AIM: Collect every line below that contains the word "JSON".

(Entries from a dataset)
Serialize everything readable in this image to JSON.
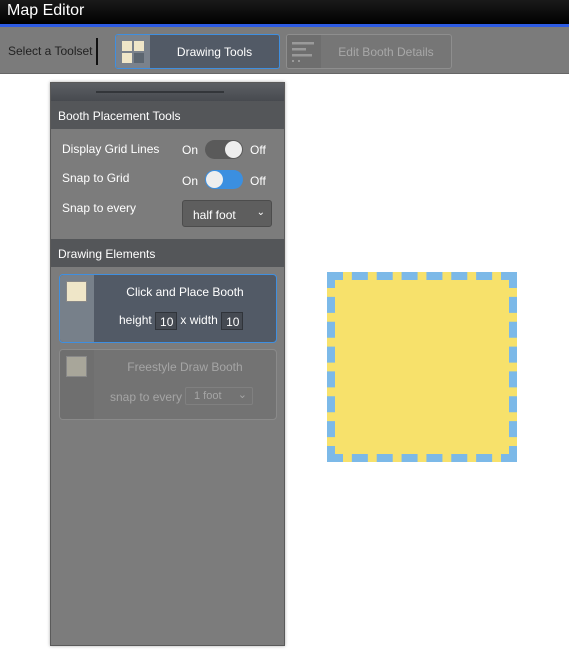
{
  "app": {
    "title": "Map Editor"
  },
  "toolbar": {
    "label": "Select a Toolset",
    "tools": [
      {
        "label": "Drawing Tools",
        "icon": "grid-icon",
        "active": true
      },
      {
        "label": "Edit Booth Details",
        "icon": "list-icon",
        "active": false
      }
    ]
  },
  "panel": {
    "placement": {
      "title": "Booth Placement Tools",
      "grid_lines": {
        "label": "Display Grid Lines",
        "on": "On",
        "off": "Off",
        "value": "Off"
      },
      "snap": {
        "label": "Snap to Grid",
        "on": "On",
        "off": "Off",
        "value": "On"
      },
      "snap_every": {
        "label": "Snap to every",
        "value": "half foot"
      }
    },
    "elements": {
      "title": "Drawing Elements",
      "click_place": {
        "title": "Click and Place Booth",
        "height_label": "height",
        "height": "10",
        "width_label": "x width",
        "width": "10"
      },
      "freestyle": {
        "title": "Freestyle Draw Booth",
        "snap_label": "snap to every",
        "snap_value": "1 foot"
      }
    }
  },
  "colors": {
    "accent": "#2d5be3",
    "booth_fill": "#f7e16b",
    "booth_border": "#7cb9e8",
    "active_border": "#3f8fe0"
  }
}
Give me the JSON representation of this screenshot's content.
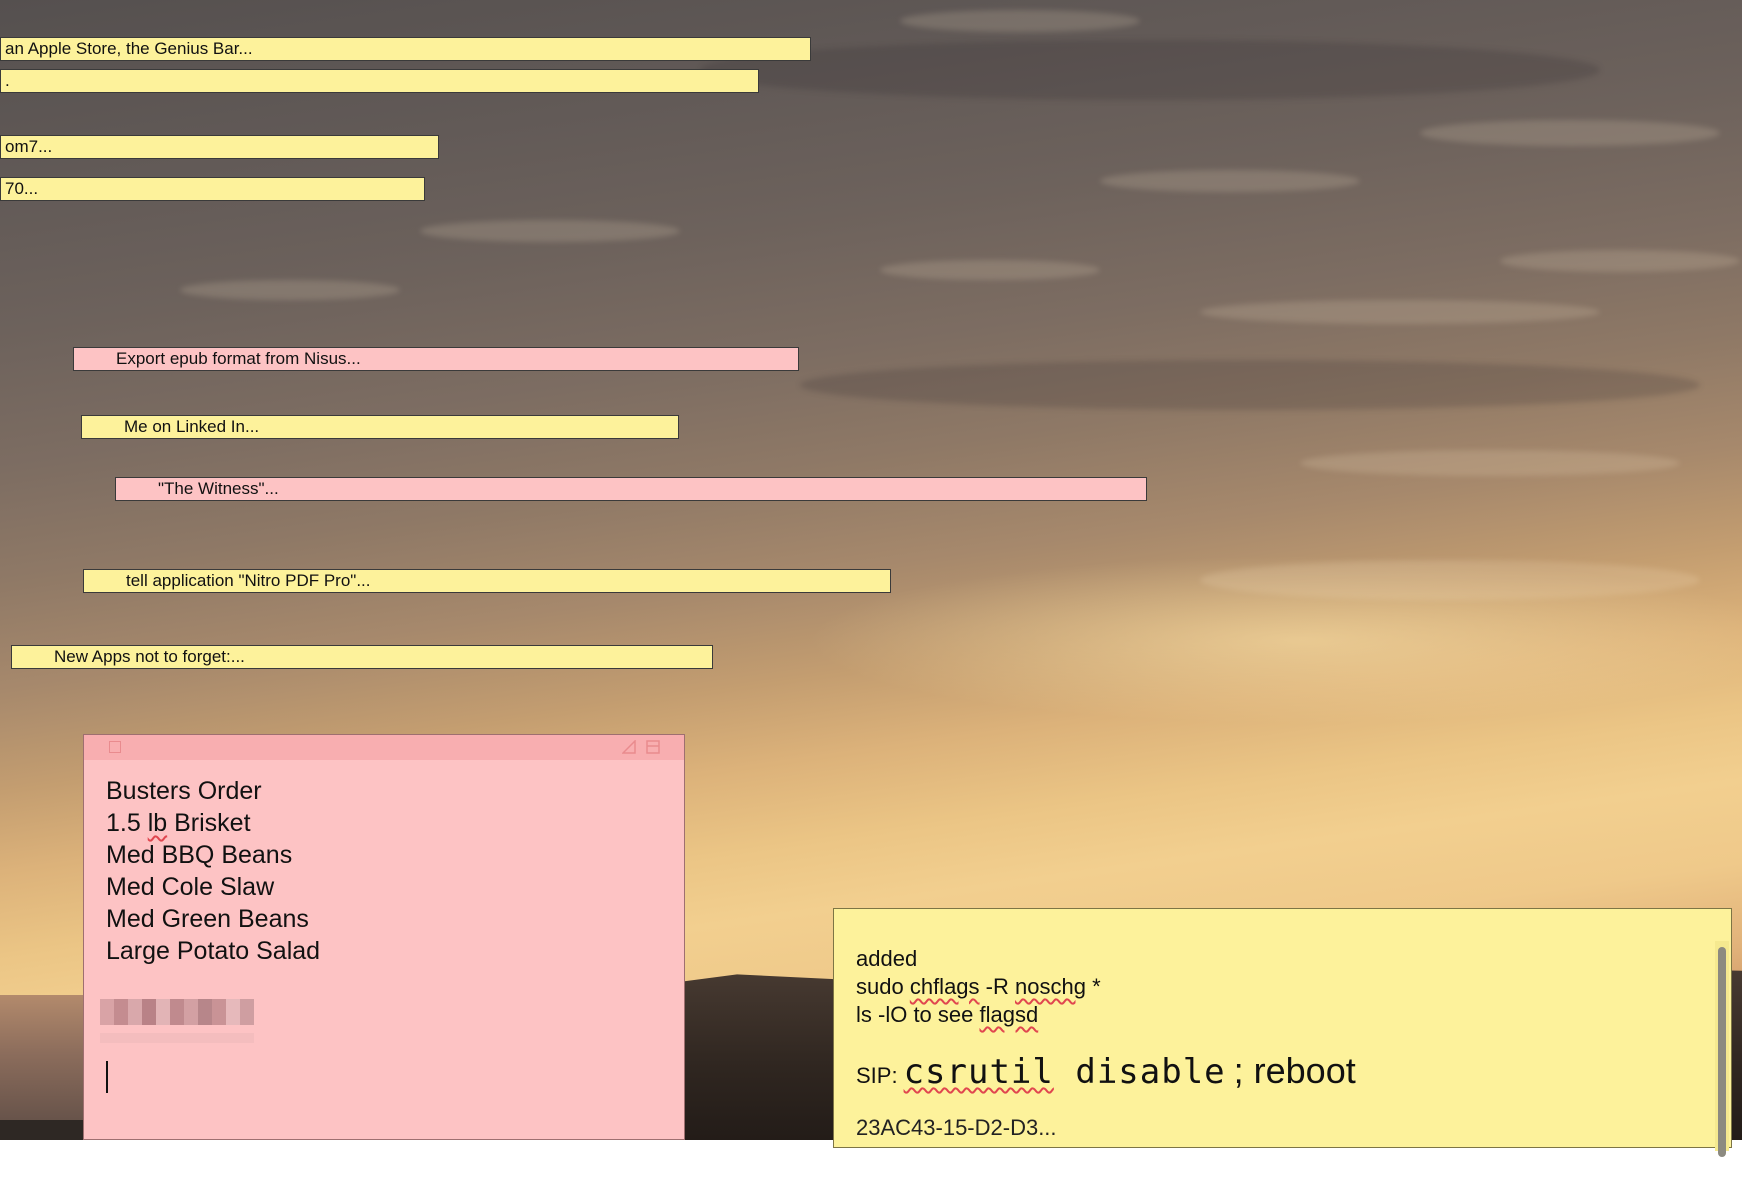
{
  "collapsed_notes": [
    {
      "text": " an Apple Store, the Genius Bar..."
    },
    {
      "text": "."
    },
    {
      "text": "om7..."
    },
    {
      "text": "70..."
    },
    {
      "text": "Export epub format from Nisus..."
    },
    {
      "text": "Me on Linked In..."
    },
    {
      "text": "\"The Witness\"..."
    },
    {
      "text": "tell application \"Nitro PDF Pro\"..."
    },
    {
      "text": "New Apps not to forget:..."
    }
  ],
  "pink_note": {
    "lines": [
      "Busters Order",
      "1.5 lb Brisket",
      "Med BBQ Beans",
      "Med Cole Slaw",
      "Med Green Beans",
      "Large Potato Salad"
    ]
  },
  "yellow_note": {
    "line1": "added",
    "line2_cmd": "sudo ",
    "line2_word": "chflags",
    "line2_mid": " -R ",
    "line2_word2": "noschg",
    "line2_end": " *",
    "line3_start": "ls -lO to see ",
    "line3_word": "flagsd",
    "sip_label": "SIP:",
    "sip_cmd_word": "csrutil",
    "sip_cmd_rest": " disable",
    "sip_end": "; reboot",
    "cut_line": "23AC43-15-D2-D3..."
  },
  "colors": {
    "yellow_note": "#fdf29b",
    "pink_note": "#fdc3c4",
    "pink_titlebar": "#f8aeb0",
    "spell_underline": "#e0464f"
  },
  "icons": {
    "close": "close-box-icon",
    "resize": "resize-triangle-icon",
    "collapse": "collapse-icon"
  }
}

---

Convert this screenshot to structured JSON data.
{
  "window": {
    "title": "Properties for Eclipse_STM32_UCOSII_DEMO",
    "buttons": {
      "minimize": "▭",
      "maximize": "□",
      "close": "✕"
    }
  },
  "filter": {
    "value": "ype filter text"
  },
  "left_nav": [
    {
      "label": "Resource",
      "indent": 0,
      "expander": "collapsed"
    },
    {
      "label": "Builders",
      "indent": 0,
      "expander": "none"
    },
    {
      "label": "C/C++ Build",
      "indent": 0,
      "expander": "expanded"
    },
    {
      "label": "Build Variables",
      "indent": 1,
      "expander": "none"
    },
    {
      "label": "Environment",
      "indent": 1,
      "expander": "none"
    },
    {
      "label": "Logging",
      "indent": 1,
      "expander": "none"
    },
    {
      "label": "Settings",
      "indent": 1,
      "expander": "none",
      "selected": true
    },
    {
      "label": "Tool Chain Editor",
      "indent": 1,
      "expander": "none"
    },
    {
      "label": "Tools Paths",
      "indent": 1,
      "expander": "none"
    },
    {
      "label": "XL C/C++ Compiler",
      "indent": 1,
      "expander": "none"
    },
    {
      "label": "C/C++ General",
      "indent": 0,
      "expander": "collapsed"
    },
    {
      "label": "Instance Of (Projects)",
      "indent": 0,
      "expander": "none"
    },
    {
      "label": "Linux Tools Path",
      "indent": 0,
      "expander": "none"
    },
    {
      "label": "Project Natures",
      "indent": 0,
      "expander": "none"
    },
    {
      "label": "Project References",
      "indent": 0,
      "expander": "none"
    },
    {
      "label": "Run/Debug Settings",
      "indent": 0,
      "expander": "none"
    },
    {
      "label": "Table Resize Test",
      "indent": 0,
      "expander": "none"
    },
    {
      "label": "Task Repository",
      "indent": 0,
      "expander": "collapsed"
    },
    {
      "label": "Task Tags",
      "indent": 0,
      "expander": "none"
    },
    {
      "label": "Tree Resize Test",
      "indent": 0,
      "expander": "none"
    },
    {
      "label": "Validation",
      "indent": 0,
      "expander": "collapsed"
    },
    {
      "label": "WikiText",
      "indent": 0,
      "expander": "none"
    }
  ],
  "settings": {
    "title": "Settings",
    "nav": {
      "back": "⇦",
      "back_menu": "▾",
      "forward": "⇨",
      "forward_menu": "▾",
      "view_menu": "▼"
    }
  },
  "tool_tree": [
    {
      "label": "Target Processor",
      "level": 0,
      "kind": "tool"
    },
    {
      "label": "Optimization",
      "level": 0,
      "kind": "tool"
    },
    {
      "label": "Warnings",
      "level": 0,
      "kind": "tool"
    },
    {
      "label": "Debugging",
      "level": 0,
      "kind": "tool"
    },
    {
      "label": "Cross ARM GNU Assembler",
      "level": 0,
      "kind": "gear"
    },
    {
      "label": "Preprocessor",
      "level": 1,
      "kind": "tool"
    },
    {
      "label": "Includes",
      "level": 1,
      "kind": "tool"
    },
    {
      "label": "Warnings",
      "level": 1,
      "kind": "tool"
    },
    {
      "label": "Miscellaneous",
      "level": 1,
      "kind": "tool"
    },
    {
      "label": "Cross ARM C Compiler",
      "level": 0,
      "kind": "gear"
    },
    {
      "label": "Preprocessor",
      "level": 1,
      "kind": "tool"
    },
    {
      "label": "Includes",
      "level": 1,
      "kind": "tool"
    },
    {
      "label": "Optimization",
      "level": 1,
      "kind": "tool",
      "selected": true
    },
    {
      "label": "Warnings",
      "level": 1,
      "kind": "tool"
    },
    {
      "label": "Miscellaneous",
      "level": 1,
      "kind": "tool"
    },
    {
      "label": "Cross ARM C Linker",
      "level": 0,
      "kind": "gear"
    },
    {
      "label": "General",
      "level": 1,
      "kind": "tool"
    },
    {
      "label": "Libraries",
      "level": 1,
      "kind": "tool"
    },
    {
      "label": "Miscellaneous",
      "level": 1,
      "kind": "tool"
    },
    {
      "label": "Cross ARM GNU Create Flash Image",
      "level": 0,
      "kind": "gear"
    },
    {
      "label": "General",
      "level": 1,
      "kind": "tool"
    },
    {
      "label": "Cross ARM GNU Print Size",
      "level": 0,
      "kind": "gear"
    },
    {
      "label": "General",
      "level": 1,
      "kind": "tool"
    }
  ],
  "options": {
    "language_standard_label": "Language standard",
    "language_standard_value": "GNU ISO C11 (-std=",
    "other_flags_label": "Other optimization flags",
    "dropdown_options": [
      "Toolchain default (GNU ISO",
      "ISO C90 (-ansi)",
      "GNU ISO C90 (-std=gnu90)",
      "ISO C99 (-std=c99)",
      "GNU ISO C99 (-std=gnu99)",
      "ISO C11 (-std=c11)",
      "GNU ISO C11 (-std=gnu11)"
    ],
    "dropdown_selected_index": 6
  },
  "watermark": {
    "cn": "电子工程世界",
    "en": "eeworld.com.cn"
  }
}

==

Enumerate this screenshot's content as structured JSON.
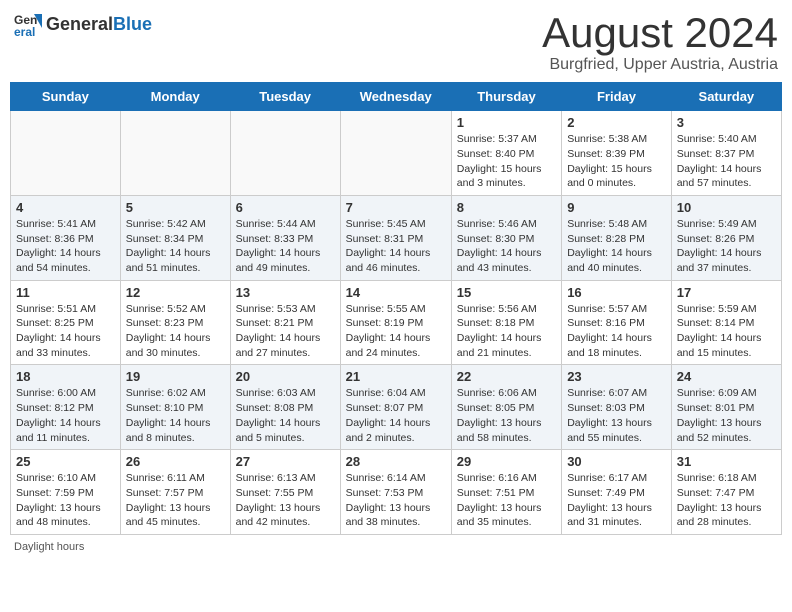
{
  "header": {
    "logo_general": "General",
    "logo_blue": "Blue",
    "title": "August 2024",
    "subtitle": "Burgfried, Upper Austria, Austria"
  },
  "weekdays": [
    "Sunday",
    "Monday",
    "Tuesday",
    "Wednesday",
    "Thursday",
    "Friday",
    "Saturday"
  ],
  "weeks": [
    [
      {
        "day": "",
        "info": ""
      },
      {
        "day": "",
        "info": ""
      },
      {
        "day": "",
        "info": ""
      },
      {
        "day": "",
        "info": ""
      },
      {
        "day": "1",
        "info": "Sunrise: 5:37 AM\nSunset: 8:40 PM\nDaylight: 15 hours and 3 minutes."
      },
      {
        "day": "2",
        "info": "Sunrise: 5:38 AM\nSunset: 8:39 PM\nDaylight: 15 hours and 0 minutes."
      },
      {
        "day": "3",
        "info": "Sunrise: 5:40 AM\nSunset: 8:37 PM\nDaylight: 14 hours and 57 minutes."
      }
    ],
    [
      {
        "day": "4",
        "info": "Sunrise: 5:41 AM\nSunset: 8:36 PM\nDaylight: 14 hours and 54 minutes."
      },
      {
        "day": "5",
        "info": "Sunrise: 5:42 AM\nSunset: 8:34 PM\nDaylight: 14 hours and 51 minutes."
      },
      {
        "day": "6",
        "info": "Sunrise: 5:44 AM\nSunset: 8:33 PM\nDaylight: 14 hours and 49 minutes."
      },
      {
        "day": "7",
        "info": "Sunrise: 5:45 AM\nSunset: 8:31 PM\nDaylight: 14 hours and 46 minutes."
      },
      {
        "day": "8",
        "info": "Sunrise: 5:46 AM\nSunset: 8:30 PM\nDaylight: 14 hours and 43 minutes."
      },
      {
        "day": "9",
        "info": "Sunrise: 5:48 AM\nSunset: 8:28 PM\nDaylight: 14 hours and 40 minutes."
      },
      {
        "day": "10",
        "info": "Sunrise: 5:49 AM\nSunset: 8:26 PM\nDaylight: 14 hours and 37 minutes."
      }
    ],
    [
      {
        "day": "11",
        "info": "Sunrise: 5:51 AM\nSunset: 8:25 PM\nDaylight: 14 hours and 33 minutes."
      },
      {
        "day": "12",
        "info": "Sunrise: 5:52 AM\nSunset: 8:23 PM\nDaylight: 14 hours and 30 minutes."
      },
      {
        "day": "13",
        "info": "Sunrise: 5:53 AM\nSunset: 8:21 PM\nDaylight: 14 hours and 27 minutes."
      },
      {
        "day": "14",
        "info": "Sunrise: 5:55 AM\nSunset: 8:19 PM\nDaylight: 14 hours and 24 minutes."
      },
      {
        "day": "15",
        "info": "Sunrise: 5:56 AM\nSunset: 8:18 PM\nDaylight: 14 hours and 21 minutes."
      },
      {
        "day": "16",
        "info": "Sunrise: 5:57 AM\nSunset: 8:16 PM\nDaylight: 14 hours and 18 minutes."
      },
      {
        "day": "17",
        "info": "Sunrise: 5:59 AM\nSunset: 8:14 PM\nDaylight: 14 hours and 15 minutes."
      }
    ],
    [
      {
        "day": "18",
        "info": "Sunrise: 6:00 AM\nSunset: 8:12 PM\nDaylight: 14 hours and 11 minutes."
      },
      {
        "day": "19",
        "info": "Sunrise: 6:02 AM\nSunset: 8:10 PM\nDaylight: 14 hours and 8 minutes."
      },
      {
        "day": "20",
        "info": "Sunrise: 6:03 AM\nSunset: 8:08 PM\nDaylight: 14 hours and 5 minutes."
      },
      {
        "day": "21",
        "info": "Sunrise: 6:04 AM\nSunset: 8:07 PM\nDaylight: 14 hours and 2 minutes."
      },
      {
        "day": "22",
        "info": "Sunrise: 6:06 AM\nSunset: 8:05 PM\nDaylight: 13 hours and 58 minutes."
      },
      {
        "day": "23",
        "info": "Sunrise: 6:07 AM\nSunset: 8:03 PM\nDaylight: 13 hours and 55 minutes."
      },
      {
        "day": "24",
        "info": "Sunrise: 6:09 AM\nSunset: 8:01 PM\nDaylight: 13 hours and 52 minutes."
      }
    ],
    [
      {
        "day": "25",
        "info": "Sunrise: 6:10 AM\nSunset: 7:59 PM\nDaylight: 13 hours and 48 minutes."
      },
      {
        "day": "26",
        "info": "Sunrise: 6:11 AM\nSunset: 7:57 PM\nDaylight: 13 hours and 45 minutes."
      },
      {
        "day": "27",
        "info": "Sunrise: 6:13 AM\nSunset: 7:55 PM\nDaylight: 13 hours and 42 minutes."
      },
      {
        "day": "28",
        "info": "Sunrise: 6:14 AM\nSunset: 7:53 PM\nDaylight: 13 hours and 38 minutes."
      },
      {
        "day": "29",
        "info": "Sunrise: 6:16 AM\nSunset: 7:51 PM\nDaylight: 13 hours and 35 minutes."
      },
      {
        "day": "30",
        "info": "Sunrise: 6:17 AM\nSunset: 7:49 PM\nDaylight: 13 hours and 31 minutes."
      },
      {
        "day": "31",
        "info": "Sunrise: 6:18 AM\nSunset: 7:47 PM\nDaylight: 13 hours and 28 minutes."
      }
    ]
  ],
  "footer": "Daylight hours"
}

EXPECTED ANSWER:
Serialize everything readable in this image to JSON.
Give me the JSON representation of this screenshot's content.
Convert this screenshot to structured JSON data.
Enumerate this screenshot's content as structured JSON.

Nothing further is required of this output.